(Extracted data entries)

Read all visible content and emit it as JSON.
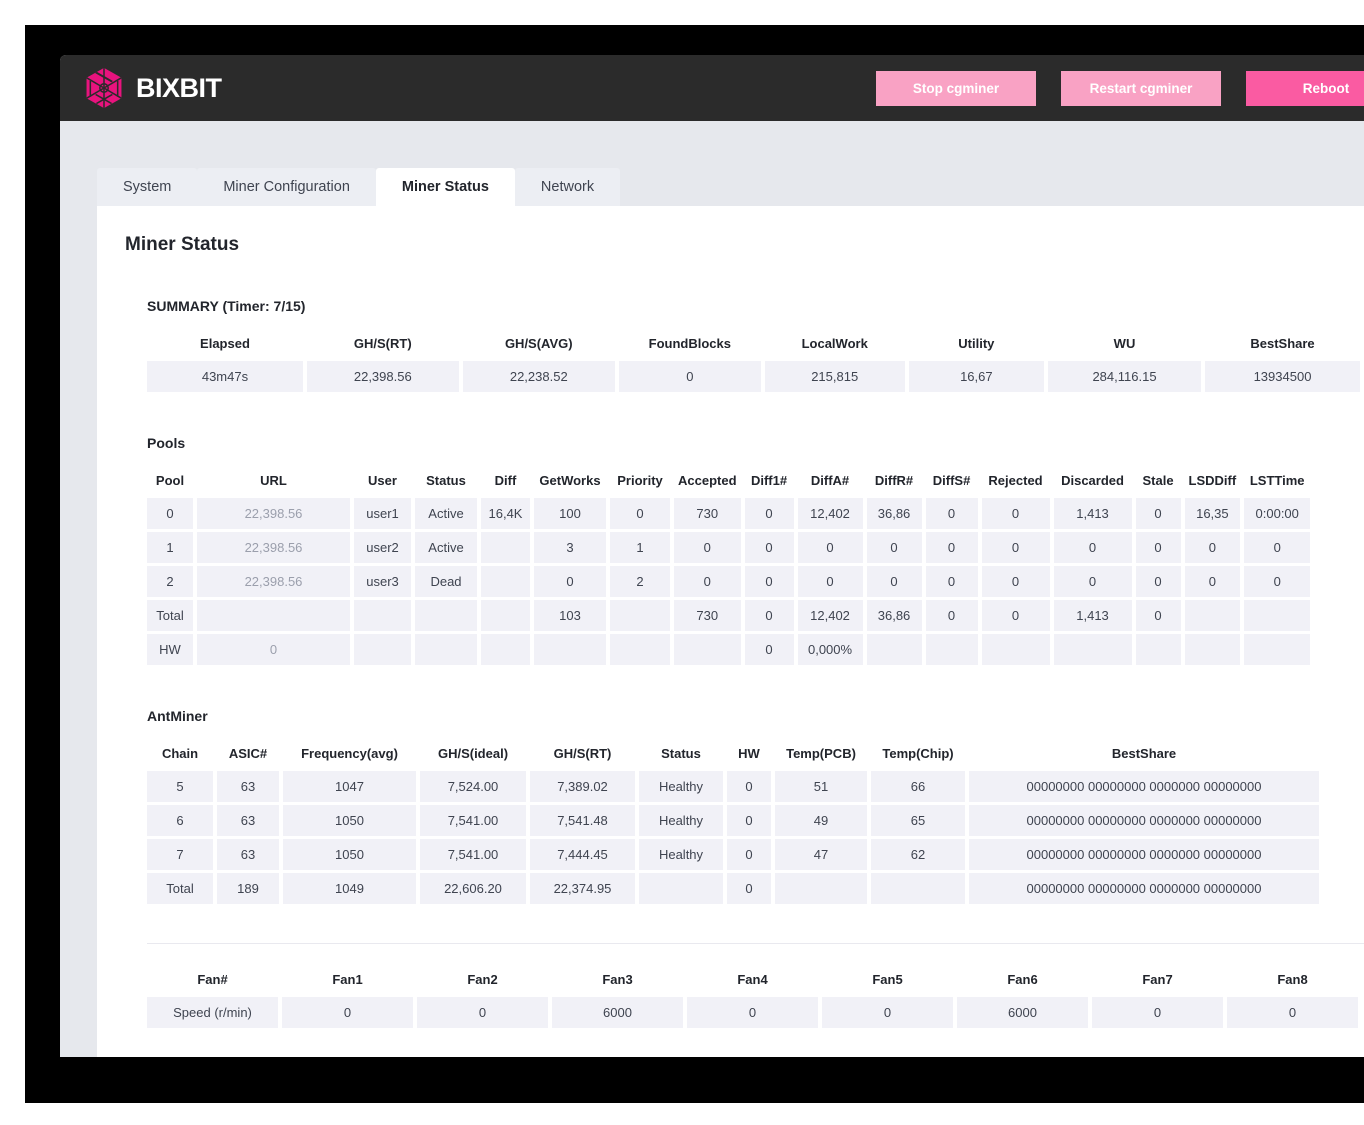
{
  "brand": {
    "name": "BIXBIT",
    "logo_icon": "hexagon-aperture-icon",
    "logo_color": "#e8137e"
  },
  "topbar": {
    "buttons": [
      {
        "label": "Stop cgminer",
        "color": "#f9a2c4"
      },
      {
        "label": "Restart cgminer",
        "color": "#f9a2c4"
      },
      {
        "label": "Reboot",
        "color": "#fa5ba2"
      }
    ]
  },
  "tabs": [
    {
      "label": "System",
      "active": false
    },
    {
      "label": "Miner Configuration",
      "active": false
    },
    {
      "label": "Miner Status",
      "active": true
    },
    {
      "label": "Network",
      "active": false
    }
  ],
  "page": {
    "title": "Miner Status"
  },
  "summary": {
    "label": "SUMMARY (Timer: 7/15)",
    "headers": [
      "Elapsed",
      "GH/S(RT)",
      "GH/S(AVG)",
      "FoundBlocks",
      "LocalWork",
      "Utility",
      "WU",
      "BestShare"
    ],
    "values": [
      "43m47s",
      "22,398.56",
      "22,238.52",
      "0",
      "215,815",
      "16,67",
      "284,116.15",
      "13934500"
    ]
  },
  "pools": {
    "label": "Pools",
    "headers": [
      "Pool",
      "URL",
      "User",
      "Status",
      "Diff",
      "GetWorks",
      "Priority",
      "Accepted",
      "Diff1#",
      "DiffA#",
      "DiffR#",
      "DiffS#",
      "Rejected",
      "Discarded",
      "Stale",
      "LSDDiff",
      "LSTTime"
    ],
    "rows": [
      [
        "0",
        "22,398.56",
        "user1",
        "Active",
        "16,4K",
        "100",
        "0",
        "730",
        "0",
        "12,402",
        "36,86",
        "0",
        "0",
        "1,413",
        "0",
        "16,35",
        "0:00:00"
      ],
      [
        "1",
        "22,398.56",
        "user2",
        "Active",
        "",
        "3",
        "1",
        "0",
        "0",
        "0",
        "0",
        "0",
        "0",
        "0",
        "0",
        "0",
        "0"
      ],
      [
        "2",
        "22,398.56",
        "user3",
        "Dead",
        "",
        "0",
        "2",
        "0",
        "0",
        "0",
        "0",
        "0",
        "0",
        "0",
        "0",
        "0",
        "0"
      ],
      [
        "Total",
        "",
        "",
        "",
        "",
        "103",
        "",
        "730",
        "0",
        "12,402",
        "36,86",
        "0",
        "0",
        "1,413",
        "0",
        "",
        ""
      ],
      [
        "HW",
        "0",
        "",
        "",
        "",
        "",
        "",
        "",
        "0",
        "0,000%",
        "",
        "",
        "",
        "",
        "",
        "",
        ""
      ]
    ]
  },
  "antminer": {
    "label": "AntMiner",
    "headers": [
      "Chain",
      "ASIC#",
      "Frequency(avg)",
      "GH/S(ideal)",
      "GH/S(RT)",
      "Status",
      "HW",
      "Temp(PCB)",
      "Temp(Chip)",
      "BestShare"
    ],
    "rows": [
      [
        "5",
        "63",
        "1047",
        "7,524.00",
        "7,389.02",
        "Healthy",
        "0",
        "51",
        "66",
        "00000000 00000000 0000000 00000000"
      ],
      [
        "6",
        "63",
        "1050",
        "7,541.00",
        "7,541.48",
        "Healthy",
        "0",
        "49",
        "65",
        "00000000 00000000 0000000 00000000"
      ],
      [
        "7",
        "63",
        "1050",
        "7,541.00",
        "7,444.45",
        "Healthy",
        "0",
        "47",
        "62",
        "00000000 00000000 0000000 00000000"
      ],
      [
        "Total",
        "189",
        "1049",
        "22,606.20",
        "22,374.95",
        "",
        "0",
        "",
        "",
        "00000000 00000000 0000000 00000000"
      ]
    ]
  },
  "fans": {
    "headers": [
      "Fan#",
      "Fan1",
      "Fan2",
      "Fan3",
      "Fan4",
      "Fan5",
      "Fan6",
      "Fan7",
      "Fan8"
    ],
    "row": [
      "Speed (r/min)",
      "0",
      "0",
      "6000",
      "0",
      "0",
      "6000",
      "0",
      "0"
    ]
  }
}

• _Requirements_:
For each line in the data above that contains the string "Status", extract the line.

• _Finished task_:
      "label": "Miner Status",
    "title": "Miner Status"
      "Status",
      "Status",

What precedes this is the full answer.